- _Extracted records_:

++++++++++++++++++++

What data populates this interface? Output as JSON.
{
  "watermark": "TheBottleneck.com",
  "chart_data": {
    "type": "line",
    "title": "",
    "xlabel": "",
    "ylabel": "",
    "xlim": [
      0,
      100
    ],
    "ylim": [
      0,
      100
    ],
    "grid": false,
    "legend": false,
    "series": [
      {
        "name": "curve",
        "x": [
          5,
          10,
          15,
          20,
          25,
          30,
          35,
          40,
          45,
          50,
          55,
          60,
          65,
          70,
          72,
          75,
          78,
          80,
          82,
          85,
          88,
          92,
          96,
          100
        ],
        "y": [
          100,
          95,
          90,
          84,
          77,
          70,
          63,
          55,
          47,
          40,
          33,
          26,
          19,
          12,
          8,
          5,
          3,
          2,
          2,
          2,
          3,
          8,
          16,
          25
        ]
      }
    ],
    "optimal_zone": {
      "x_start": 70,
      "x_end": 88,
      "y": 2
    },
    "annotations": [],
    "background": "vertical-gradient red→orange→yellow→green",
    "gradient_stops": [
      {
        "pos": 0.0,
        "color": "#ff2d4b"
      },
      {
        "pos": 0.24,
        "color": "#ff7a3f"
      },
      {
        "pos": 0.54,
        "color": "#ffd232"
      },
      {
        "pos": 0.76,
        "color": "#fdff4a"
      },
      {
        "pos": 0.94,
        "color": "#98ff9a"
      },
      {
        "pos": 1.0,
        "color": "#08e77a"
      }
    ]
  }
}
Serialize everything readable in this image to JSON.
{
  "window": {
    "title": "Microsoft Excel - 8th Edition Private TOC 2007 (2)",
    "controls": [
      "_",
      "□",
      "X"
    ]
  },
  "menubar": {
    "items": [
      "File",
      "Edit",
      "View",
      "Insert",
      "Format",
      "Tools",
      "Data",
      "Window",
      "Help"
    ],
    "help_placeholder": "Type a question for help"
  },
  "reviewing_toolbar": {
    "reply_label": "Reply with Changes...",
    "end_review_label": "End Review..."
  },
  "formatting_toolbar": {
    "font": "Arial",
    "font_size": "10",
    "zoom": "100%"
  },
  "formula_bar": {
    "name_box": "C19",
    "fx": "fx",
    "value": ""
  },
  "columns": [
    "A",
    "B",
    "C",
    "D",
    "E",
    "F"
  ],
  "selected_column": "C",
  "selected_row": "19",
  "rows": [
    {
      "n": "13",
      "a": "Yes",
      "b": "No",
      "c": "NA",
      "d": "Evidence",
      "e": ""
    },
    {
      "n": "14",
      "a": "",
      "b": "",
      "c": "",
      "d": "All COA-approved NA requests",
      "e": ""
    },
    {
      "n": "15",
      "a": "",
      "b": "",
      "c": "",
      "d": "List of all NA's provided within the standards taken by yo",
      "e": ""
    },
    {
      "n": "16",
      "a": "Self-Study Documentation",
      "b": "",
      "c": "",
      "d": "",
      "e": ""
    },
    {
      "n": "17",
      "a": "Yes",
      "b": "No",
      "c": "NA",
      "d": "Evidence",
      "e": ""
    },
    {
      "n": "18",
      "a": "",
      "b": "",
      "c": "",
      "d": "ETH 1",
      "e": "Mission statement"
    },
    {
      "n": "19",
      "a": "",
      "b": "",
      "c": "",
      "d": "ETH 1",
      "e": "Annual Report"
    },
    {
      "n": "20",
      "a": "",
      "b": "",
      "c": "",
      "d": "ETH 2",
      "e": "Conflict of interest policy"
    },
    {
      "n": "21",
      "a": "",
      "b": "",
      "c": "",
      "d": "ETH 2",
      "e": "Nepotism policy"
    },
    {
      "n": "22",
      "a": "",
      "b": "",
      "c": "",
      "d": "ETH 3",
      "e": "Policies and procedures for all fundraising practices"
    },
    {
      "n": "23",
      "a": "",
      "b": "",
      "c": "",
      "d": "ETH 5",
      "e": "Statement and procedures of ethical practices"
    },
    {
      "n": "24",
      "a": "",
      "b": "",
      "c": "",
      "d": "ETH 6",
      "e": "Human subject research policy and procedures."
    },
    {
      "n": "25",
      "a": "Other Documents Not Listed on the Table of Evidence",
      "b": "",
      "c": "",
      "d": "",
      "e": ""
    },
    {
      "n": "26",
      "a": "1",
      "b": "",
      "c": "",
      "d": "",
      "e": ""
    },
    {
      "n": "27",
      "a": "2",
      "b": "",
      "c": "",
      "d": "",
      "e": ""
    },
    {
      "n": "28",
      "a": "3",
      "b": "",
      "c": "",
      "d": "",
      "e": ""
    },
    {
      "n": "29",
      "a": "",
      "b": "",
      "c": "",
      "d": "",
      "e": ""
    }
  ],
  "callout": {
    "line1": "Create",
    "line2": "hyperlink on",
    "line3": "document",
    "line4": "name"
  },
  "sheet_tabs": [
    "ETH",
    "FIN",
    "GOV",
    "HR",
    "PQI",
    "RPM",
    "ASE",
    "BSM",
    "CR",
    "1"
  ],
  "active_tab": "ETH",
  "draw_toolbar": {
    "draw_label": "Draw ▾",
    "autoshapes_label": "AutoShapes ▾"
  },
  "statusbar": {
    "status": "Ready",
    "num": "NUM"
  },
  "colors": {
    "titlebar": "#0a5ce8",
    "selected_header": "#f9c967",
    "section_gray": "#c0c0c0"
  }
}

++++++++++++++++++++

- _Instructions to follow_: Take the records above and return them exactly as written.

- _Output for this task_:
What data populates this interface? Output as JSON.
{
  "watermark": "TheBottleneck.com",
  "chart_data": {
    "type": "line",
    "title": "",
    "xlabel": "",
    "ylabel": "",
    "xlim": [
      0,
      100
    ],
    "ylim": [
      0,
      100
    ],
    "grid": false,
    "legend": false,
    "series": [
      {
        "name": "curve",
        "x": [
          5,
          10,
          15,
          20,
          25,
          30,
          35,
          40,
          45,
          50,
          55,
          60,
          65,
          70,
          72,
          75,
          78,
          80,
          82,
          85,
          88,
          92,
          96,
          100
        ],
        "y": [
          100,
          95,
          90,
          84,
          77,
          70,
          63,
          55,
          47,
          40,
          33,
          26,
          19,
          12,
          8,
          5,
          3,
          2,
          2,
          2,
          3,
          8,
          16,
          25
        ]
      }
    ],
    "optimal_zone": {
      "x_start": 70,
      "x_end": 88,
      "y": 2
    },
    "annotations": [],
    "background": "vertical-gradient red→orange→yellow→green",
    "gradient_stops": [
      {
        "pos": 0.0,
        "color": "#ff2d4b"
      },
      {
        "pos": 0.24,
        "color": "#ff7a3f"
      },
      {
        "pos": 0.54,
        "color": "#ffd232"
      },
      {
        "pos": 0.76,
        "color": "#fdff4a"
      },
      {
        "pos": 0.94,
        "color": "#98ff9a"
      },
      {
        "pos": 1.0,
        "color": "#08e77a"
      }
    ]
  }
}
Serialize everything readable in this image to JSON.
{
  "window": {
    "title": "Microsoft Excel - 8th Edition Private TOC 2007 (2)",
    "controls": [
      "_",
      "□",
      "X"
    ]
  },
  "menubar": {
    "items": [
      "File",
      "Edit",
      "View",
      "Insert",
      "Format",
      "Tools",
      "Data",
      "Window",
      "Help"
    ],
    "help_placeholder": "Type a question for help"
  },
  "reviewing_toolbar": {
    "reply_label": "Reply with Changes...",
    "end_review_label": "End Review..."
  },
  "formatting_toolbar": {
    "font": "Arial",
    "font_size": "10",
    "zoom": "100%"
  },
  "formula_bar": {
    "name_box": "C19",
    "fx": "fx",
    "value": ""
  },
  "columns": [
    "A",
    "B",
    "C",
    "D",
    "E",
    "F"
  ],
  "selected_column": "C",
  "selected_row": "19",
  "rows": [
    {
      "n": "13",
      "a": "Yes",
      "b": "No",
      "c": "NA",
      "d": "Evidence",
      "e": ""
    },
    {
      "n": "14",
      "a": "",
      "b": "",
      "c": "",
      "d": "All COA-approved NA requests",
      "e": ""
    },
    {
      "n": "15",
      "a": "",
      "b": "",
      "c": "",
      "d": "List of all NA's provided within the standards taken by yo",
      "e": ""
    },
    {
      "n": "16",
      "a": "Self-Study Documentation",
      "b": "",
      "c": "",
      "d": "",
      "e": ""
    },
    {
      "n": "17",
      "a": "Yes",
      "b": "No",
      "c": "NA",
      "d": "Evidence",
      "e": ""
    },
    {
      "n": "18",
      "a": "",
      "b": "",
      "c": "",
      "d": "ETH 1",
      "e": "Mission statement"
    },
    {
      "n": "19",
      "a": "",
      "b": "",
      "c": "",
      "d": "ETH 1",
      "e": "Annual Report"
    },
    {
      "n": "20",
      "a": "",
      "b": "",
      "c": "",
      "d": "ETH 2",
      "e": "Conflict of interest policy"
    },
    {
      "n": "21",
      "a": "",
      "b": "",
      "c": "",
      "d": "ETH 2",
      "e": "Nepotism policy"
    },
    {
      "n": "22",
      "a": "",
      "b": "",
      "c": "",
      "d": "ETH 3",
      "e": "Policies and procedures for all fundraising practices"
    },
    {
      "n": "23",
      "a": "",
      "b": "",
      "c": "",
      "d": "ETH 5",
      "e": "Statement and procedures of ethical practices"
    },
    {
      "n": "24",
      "a": "",
      "b": "",
      "c": "",
      "d": "ETH 6",
      "e": "Human subject research policy and procedures."
    },
    {
      "n": "25",
      "a": "Other Documents Not Listed on the Table of Evidence",
      "b": "",
      "c": "",
      "d": "",
      "e": ""
    },
    {
      "n": "26",
      "a": "1",
      "b": "",
      "c": "",
      "d": "",
      "e": ""
    },
    {
      "n": "27",
      "a": "2",
      "b": "",
      "c": "",
      "d": "",
      "e": ""
    },
    {
      "n": "28",
      "a": "3",
      "b": "",
      "c": "",
      "d": "",
      "e": ""
    },
    {
      "n": "29",
      "a": "",
      "b": "",
      "c": "",
      "d": "",
      "e": ""
    }
  ],
  "callout": {
    "line1": "Create",
    "line2": "hyperlink on",
    "line3": "document",
    "line4": "name"
  },
  "sheet_tabs": [
    "ETH",
    "FIN",
    "GOV",
    "HR",
    "PQI",
    "RPM",
    "ASE",
    "BSM",
    "CR",
    "1"
  ],
  "active_tab": "ETH",
  "draw_toolbar": {
    "draw_label": "Draw ▾",
    "autoshapes_label": "AutoShapes ▾"
  },
  "statusbar": {
    "status": "Ready",
    "num": "NUM"
  },
  "colors": {
    "titlebar": "#0a5ce8",
    "selected_header": "#f9c967",
    "section_gray": "#c0c0c0"
  }
}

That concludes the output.